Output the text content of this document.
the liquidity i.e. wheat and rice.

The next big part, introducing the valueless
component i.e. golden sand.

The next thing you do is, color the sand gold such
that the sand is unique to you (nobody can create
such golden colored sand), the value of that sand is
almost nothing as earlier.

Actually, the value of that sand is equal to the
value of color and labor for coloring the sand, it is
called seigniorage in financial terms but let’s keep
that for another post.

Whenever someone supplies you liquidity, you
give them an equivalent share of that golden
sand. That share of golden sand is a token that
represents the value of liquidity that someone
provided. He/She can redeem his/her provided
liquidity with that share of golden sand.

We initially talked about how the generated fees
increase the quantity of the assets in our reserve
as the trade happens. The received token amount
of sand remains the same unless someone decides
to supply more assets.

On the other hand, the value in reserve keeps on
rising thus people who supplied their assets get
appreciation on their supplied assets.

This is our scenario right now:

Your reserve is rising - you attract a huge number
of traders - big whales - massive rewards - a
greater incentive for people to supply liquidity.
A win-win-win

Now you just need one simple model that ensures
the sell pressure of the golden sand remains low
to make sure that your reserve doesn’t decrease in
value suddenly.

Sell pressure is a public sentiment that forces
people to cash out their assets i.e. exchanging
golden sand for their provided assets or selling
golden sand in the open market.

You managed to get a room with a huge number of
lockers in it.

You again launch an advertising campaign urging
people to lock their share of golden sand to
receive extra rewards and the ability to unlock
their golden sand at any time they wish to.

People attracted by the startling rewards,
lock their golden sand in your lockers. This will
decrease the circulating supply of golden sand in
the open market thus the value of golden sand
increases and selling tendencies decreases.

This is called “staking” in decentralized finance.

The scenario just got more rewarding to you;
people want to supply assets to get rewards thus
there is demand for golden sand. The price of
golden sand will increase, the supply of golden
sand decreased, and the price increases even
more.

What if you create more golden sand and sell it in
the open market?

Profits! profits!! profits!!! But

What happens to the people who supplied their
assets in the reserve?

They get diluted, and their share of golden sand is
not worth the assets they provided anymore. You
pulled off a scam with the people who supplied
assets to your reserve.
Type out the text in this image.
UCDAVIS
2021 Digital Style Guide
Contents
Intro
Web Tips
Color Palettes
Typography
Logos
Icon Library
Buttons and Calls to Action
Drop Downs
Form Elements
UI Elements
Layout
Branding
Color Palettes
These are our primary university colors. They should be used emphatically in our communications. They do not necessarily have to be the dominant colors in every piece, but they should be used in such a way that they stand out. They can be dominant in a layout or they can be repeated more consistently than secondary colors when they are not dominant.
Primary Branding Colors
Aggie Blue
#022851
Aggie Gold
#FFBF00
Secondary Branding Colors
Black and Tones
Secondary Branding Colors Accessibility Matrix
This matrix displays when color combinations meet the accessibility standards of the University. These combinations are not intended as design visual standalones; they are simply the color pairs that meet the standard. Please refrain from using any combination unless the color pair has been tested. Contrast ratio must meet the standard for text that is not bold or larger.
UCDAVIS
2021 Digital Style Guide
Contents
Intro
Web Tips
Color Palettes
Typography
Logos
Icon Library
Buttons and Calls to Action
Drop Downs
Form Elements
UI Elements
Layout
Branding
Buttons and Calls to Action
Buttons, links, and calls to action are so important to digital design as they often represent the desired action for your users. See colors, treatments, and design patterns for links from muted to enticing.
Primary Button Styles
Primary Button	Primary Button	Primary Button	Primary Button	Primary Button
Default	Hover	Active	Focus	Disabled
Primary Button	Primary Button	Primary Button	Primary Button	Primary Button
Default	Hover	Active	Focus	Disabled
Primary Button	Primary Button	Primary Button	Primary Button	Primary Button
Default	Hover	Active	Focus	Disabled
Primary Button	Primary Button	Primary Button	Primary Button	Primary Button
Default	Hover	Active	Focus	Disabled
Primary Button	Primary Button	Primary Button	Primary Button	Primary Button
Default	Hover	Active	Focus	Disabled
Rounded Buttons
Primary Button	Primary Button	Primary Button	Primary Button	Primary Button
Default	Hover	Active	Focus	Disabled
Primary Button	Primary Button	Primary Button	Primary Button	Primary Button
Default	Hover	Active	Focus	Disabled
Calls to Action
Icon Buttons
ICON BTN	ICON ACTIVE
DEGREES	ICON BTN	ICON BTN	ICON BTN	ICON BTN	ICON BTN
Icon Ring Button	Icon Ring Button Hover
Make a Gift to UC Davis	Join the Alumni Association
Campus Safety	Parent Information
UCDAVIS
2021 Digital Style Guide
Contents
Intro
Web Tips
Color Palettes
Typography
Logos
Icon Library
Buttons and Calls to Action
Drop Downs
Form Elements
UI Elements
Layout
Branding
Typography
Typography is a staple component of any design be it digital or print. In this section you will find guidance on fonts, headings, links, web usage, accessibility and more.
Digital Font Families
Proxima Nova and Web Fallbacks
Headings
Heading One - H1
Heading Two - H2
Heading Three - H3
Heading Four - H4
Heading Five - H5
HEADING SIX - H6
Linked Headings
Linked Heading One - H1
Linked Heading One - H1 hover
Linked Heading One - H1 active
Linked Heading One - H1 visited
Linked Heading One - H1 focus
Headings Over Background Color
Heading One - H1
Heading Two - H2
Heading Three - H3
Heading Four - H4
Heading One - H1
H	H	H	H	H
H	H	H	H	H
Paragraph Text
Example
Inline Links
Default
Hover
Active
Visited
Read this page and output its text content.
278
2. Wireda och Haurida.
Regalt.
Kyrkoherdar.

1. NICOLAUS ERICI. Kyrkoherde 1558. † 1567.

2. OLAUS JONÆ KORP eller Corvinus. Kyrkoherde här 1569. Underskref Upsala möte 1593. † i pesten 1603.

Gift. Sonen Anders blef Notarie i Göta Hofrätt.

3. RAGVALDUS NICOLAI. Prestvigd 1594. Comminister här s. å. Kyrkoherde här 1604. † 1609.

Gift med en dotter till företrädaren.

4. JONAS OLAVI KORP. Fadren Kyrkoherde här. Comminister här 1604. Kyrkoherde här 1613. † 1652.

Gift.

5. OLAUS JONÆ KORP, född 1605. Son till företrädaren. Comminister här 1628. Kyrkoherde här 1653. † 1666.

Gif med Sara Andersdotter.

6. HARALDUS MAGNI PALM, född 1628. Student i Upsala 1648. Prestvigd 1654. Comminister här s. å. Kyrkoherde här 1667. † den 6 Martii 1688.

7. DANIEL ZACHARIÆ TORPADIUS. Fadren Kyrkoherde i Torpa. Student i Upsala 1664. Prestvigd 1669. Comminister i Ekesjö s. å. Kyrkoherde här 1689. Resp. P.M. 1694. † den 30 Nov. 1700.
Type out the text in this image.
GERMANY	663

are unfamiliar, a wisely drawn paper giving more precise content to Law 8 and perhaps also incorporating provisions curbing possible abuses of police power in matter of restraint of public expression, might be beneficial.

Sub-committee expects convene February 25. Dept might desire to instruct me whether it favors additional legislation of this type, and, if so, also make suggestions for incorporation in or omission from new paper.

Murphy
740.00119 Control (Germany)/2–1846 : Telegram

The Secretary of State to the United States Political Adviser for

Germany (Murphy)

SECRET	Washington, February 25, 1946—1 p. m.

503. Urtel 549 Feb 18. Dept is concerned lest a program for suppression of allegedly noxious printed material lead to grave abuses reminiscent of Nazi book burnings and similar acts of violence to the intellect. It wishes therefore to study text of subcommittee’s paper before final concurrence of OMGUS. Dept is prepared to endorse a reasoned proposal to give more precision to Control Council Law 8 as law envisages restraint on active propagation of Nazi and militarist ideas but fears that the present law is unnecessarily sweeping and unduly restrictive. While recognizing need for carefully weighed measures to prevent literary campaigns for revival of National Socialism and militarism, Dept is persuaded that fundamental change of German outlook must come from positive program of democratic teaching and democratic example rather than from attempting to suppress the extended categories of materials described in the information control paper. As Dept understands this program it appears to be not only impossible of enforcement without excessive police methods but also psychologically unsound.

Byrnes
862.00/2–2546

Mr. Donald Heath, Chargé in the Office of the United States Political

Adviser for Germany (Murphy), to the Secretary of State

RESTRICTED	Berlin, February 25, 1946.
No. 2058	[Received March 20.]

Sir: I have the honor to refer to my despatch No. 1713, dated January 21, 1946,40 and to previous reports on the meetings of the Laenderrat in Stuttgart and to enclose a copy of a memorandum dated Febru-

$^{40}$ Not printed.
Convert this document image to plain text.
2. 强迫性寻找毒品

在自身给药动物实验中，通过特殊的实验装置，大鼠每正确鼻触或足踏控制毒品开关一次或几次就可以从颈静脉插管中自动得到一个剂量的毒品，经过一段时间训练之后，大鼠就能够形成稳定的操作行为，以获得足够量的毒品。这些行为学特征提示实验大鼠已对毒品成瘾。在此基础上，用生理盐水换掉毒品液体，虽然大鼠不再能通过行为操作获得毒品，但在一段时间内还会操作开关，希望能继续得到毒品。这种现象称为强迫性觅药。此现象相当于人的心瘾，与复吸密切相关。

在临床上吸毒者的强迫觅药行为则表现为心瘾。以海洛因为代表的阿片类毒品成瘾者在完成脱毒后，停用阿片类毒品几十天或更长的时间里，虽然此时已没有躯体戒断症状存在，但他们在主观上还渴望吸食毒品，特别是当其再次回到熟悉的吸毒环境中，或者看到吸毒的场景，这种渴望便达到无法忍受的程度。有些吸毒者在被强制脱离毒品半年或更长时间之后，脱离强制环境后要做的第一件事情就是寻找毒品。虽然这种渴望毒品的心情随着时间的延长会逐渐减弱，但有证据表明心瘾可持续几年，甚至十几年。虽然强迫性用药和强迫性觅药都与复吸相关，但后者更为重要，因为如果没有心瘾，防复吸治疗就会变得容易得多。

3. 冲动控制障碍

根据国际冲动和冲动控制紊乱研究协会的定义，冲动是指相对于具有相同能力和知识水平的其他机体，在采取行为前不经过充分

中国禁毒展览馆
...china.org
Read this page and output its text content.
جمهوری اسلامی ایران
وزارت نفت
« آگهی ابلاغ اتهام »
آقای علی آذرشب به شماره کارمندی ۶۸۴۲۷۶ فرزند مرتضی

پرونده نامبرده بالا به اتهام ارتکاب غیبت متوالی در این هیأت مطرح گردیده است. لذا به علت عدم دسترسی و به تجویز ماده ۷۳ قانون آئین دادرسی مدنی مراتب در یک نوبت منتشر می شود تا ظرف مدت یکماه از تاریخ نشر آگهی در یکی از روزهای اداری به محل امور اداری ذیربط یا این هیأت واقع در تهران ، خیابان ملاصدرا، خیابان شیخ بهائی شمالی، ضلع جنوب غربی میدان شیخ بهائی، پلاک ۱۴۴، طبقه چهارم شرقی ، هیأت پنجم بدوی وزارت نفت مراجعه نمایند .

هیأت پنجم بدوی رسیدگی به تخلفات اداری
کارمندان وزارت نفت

*EXERCISE BRIEF*
Choose all lines containing the string "آگهی" and copy them out.

*WORKED SOLUTION*
« آگهی ابلاغ اتهام »
پرونده نامبرده بالا به اتهام ارتکاب غیبت متوالی در این هیأت مطرح گردیده است. لذا به علت عدم دسترسی و به تجویز ماده ۷۳ قانون آئین دادرسی مدنی مراتب در یک نوبت منتشر می شود تا ظرف مدت یکماه از تاریخ نشر آگهی در یکی از روزهای اداری به محل امور اداری ذیربط یا این هیأت واقع در تهران ، خیابان ملاصدرا، خیابان شیخ بهائی شمالی، ضلع جنوب غربی میدان شیخ بهائی، پلاک ۱۴۴، طبقه چهارم شرقی ، هیأت پنجم بدوی وزارت نفت مراجعه نمایند .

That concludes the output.